> **Problem statement**
Copy the data that follows, character for character, minus the pictures.

> **Available data**

────────────────────────────────────────

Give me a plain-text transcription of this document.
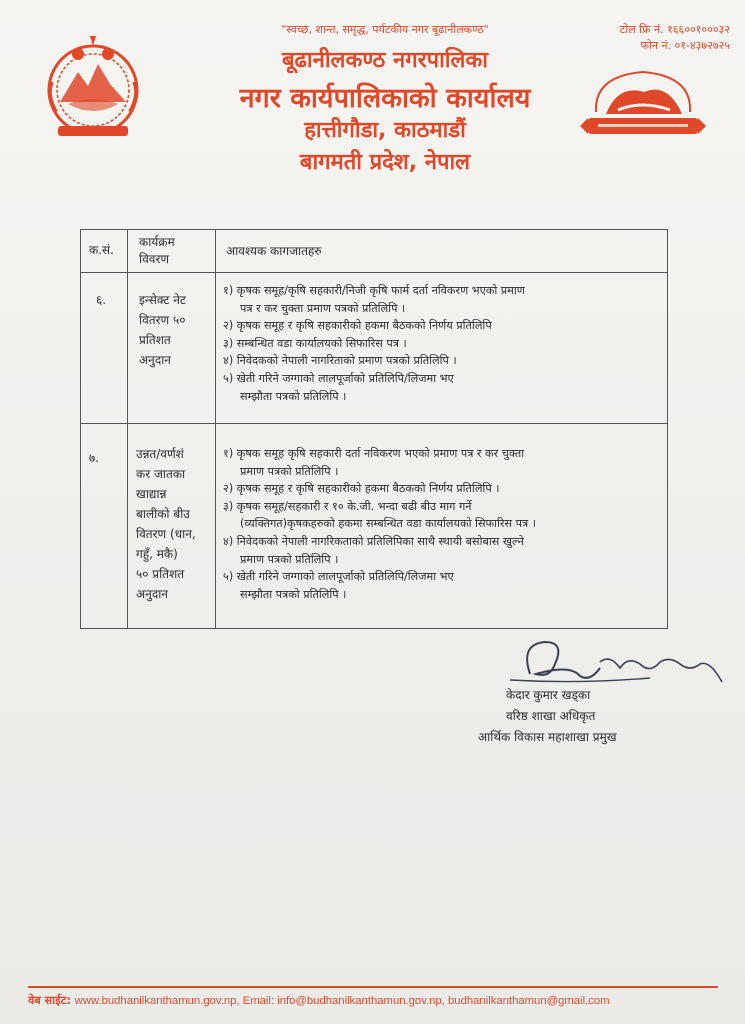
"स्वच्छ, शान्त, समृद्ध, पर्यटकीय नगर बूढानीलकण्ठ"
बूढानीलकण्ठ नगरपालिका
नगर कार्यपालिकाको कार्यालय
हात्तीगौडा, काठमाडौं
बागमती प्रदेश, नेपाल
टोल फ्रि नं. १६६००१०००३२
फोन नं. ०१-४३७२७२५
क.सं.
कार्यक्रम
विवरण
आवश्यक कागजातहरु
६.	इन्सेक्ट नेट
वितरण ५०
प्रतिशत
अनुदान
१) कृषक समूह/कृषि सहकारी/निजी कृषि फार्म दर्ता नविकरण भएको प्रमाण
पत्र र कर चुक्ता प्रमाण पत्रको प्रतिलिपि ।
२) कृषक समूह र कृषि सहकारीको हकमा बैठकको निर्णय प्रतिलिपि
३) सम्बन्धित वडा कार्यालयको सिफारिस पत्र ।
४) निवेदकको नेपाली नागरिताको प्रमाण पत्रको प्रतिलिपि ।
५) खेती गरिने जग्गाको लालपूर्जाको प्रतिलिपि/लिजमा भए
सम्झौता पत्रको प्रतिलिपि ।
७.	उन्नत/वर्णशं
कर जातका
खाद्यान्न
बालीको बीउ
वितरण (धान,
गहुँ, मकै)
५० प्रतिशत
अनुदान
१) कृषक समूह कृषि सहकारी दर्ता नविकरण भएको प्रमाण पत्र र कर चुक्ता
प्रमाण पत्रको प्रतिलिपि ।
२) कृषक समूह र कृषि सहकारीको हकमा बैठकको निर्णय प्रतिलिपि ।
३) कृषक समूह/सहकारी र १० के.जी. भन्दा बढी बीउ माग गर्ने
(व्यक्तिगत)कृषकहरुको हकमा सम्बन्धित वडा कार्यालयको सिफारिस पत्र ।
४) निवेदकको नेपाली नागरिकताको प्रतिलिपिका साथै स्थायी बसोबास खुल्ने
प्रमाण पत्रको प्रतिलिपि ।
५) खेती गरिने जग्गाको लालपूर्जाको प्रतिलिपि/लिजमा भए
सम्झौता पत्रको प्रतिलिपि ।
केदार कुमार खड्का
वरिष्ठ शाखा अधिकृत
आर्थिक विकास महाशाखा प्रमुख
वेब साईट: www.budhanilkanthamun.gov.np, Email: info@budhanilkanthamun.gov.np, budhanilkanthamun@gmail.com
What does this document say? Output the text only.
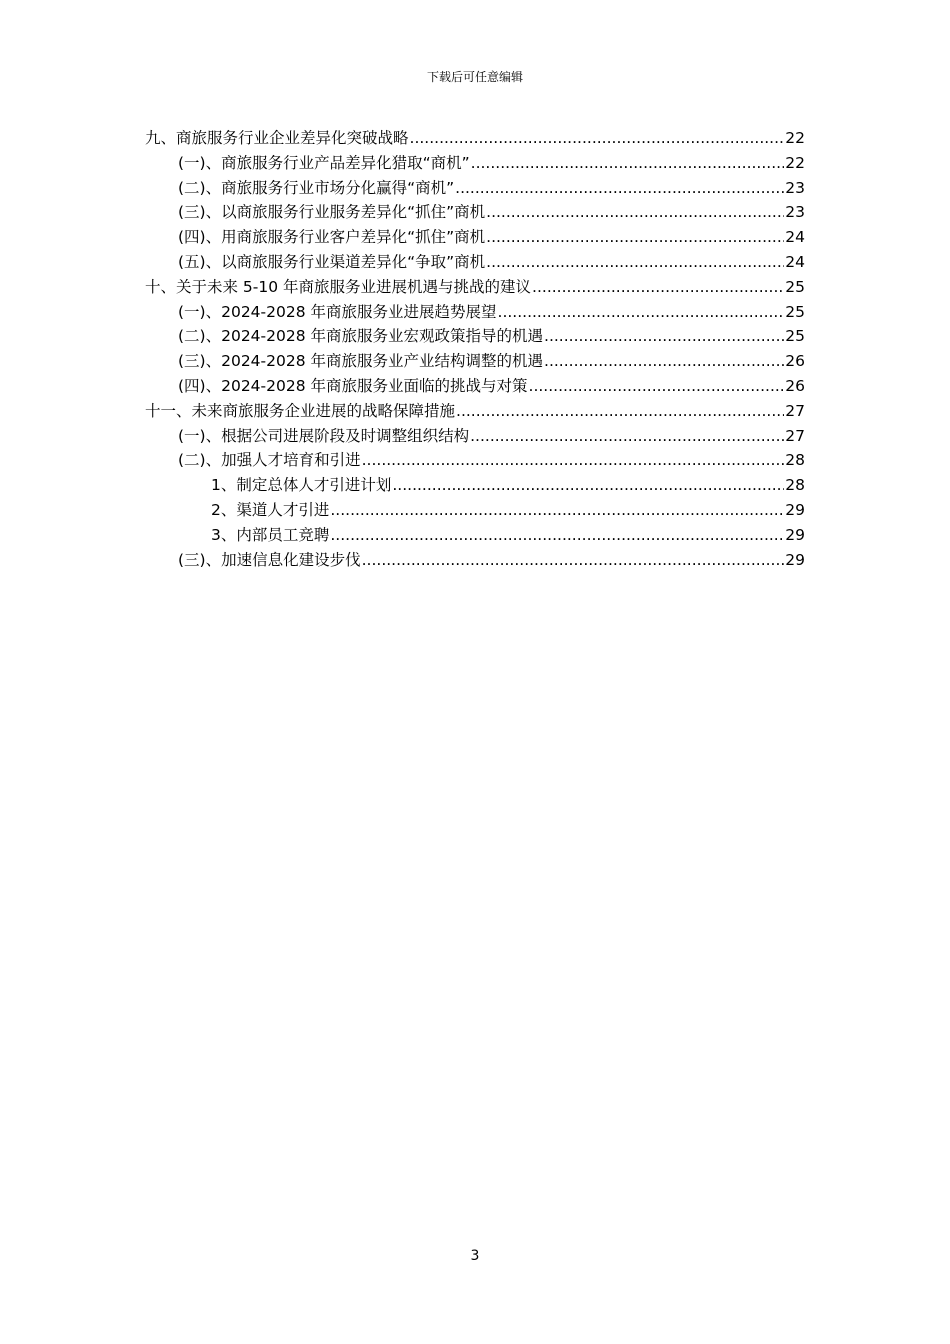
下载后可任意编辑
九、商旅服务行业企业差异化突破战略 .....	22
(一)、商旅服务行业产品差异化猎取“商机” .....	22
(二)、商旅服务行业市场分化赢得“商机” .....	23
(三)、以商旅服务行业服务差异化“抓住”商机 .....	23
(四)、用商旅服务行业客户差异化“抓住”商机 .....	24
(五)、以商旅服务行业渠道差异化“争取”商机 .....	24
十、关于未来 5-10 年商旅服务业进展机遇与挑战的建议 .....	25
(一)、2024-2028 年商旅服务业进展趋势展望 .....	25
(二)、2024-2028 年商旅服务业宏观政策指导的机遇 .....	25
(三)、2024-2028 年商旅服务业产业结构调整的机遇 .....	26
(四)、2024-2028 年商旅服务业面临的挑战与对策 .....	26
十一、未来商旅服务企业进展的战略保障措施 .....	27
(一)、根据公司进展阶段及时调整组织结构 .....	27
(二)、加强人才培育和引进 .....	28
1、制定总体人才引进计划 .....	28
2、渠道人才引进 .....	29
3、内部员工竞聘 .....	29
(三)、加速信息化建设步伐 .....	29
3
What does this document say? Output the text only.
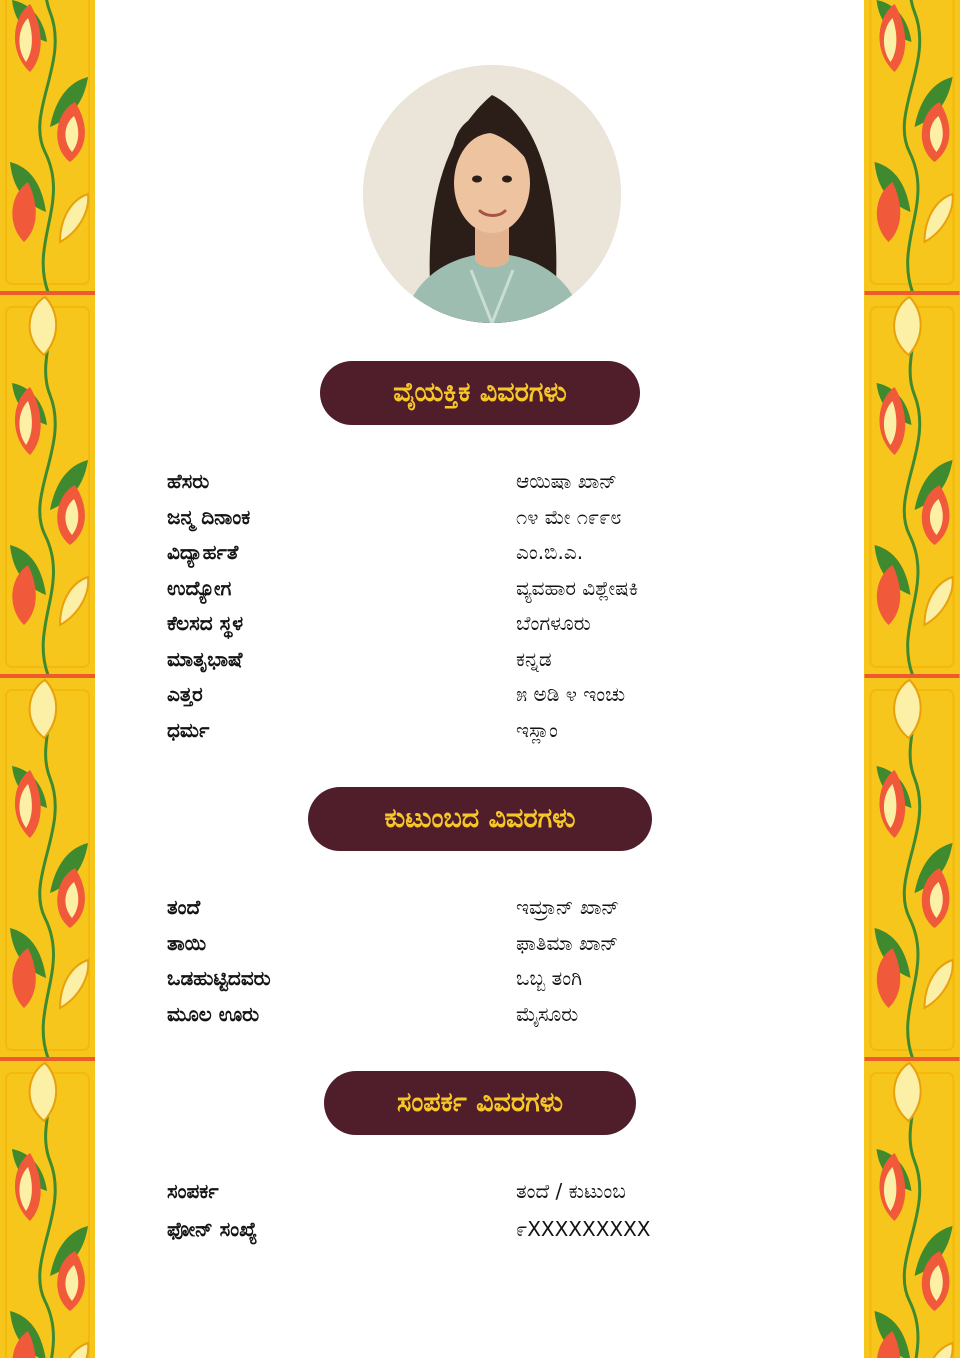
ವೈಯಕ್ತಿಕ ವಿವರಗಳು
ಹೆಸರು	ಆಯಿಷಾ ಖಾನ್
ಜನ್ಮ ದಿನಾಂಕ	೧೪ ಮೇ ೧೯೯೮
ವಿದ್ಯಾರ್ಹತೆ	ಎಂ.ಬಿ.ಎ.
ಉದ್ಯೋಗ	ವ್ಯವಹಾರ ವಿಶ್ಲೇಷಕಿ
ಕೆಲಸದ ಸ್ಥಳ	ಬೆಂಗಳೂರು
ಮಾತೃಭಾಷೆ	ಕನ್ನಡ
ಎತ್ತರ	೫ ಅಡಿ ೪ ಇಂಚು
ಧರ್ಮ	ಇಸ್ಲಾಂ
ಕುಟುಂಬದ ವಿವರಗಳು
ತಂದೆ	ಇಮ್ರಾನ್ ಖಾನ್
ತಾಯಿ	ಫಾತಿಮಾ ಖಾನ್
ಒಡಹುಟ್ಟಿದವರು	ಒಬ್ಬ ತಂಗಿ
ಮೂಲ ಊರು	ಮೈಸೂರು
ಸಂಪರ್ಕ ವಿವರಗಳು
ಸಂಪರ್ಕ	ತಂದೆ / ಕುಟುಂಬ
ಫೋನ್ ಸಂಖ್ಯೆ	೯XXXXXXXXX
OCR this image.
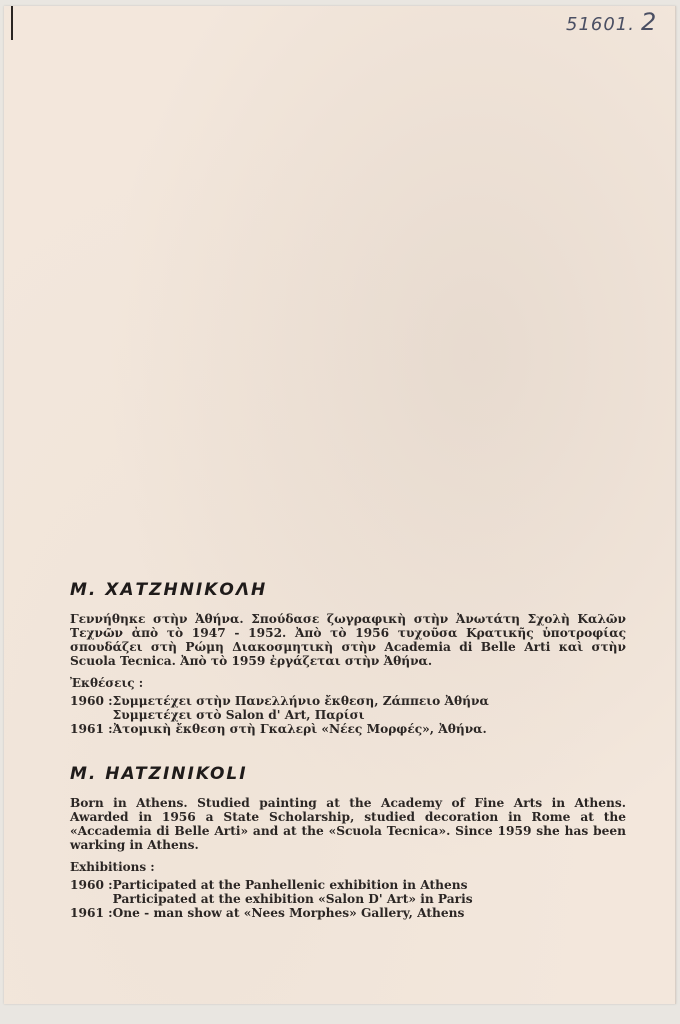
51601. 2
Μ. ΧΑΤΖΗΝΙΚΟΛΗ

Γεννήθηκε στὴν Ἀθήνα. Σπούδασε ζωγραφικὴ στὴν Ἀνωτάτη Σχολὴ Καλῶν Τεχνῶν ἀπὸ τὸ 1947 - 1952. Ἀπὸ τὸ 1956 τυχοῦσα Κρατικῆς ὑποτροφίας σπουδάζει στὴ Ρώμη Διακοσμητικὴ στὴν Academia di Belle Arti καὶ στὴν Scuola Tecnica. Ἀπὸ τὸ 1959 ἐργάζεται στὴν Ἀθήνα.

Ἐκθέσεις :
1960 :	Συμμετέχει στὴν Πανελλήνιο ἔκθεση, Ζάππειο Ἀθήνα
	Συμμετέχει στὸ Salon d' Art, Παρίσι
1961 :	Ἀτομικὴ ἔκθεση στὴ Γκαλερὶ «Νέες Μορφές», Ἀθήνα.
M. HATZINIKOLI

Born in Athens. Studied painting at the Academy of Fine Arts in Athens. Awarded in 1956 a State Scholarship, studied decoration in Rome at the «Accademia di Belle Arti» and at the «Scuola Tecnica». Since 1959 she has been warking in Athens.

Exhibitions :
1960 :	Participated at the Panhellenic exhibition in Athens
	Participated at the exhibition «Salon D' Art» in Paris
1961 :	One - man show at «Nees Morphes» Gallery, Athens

────────────────────────────────────────

> **Exercise result**
Give me a plain-text transcription of this document.
"स्वच्छ, शान्त, समृद्ध, पर्यटकीय नगर बूढानीलकण्ठ"
बूढानीलकण्ठ नगरपालिका
नगर कार्यपालिकाको कार्यालय
हात्तीगौडा, काठमाडौं
बागमती प्रदेश, नेपाल
टोल फ्रि नं. १६६००१०००३२
फोन नं. ०१-४३७२७२५
क.सं.
कार्यक्रम
विवरण
आवश्यक कागजातहरु
६.	इन्सेक्ट नेट
वितरण ५०
प्रतिशत
अनुदान
१) कृषक समूह/कृषि सहकारी/निजी कृषि फार्म दर्ता नविकरण भएको प्रमाण
पत्र र कर चुक्ता प्रमाण पत्रको प्रतिलिपि ।
२) कृषक समूह र कृषि सहकारीको हकमा बैठकको निर्णय प्रतिलिपि
३) सम्बन्धित वडा कार्यालयको सिफारिस पत्र ।
४) निवेदकको नेपाली नागरिताको प्रमाण पत्रको प्रतिलिपि ।
५) खेती गरिने जग्गाको लालपूर्जाको प्रतिलिपि/लिजमा भए
सम्झौता पत्रको प्रतिलिपि ।
७.	उन्नत/वर्णशं
कर जातका
खाद्यान्न
बालीको बीउ
वितरण (धान,
गहुँ, मकै)
५० प्रतिशत
अनुदान
१) कृषक समूह कृषि सहकारी दर्ता नविकरण भएको प्रमाण पत्र र कर चुक्ता
प्रमाण पत्रको प्रतिलिपि ।
२) कृषक समूह र कृषि सहकारीको हकमा बैठकको निर्णय प्रतिलिपि ।
३) कृषक समूह/सहकारी र १० के.जी. भन्दा बढी बीउ माग गर्ने
(व्यक्तिगत)कृषकहरुको हकमा सम्बन्धित वडा कार्यालयको सिफारिस पत्र ।
४) निवेदकको नेपाली नागरिकताको प्रतिलिपिका साथै स्थायी बसोबास खुल्ने
प्रमाण पत्रको प्रतिलिपि ।
५) खेती गरिने जग्गाको लालपूर्जाको प्रतिलिपि/लिजमा भए
सम्झौता पत्रको प्रतिलिपि ।
केदार कुमार खड्का
वरिष्ठ शाखा अधिकृत
आर्थिक विकास महाशाखा प्रमुख
वेब साईट: www.budhanilkanthamun.gov.np, Email: info@budhanilkanthamun.gov.np, budhanilkanthamun@gmail.com
What does this document say? Output the text only.
下载后可任意编辑
九、商旅服务行业企业差异化突破战略 .....	22
(一)、商旅服务行业产品差异化猎取“商机” .....	22
(二)、商旅服务行业市场分化赢得“商机” .....	23
(三)、以商旅服务行业服务差异化“抓住”商机 .....	23
(四)、用商旅服务行业客户差异化“抓住”商机 .....	24
(五)、以商旅服务行业渠道差异化“争取”商机 .....	24
十、关于未来 5-10 年商旅服务业进展机遇与挑战的建议 .....	25
(一)、2024-2028 年商旅服务业进展趋势展望 .....	25
(二)、2024-2028 年商旅服务业宏观政策指导的机遇 .....	25
(三)、2024-2028 年商旅服务业产业结构调整的机遇 .....	26
(四)、2024-2028 年商旅服务业面临的挑战与对策 .....	26
十一、未来商旅服务企业进展的战略保障措施 .....	27
(一)、根据公司进展阶段及时调整组织结构 .....	27
(二)、加强人才培育和引进 .....	28
1、制定总体人才引进计划 .....	28
2、渠道人才引进 .....	29
3、内部员工竞聘 .....	29
(三)、加速信息化建设步伐 .....	29
3
What does this document say? Output the text only.
ವೈಯಕ್ತಿಕ ವಿವರಗಳು
ಹೆಸರು	ಆಯಿಷಾ ಖಾನ್
ಜನ್ಮ ದಿನಾಂಕ	೧೪ ಮೇ ೧೯೯೮
ವಿದ್ಯಾರ್ಹತೆ	ಎಂ.ಬಿ.ಎ.
ಉದ್ಯೋಗ	ವ್ಯವಹಾರ ವಿಶ್ಲೇಷಕಿ
ಕೆಲಸದ ಸ್ಥಳ	ಬೆಂಗಳೂರು
ಮಾತೃಭಾಷೆ	ಕನ್ನಡ
ಎತ್ತರ	೫ ಅಡಿ ೪ ಇಂಚು
ಧರ್ಮ	ಇಸ್ಲಾಂ
ಕುಟುಂಬದ ವಿವರಗಳು
ತಂದೆ	ಇಮ್ರಾನ್ ಖಾನ್
ತಾಯಿ	ಫಾತಿಮಾ ಖಾನ್
ಒಡಹುಟ್ಟಿದವರು	ಒಬ್ಬ ತಂಗಿ
ಮೂಲ ಊರು	ಮೈಸೂರು
ಸಂಪರ್ಕ ವಿವರಗಳು
ಸಂಪರ್ಕ	ತಂದೆ / ಕುಟುಂಬ
ಫೋನ್ ಸಂಖ್ಯೆ	೯XXXXXXXXX
OCR this image.
51601. 2
Μ. ΧΑΤΖΗΝΙΚΟΛΗ

Γεννήθηκε στὴν Ἀθήνα. Σπούδασε ζωγραφικὴ στὴν Ἀνωτάτη Σχολὴ Καλῶν Τεχνῶν ἀπὸ τὸ 1947 - 1952. Ἀπὸ τὸ 1956 τυχοῦσα Κρατικῆς ὑποτροφίας σπουδάζει στὴ Ρώμη Διακοσμητικὴ στὴν Academia di Belle Arti καὶ στὴν Scuola Tecnica. Ἀπὸ τὸ 1959 ἐργάζεται στὴν Ἀθήνα.

Ἐκθέσεις :
1960 :	Συμμετέχει στὴν Πανελλήνιο ἔκθεση, Ζάππειο Ἀθήνα
	Συμμετέχει στὸ Salon d' Art, Παρίσι
1961 :	Ἀτομικὴ ἔκθεση στὴ Γκαλερὶ «Νέες Μορφές», Ἀθήνα.
M. HATZINIKOLI

Born in Athens. Studied painting at the Academy of Fine Arts in Athens. Awarded in 1956 a State Scholarship, studied decoration in Rome at the «Accademia di Belle Arti» and at the «Scuola Tecnica». Since 1959 she has been warking in Athens.

Exhibitions :
1960 :	Participated at the Panhellenic exhibition in Athens
	Participated at the exhibition «Salon D' Art» in Paris
1961 :	One - man show at «Nees Morphes» Gallery, Athens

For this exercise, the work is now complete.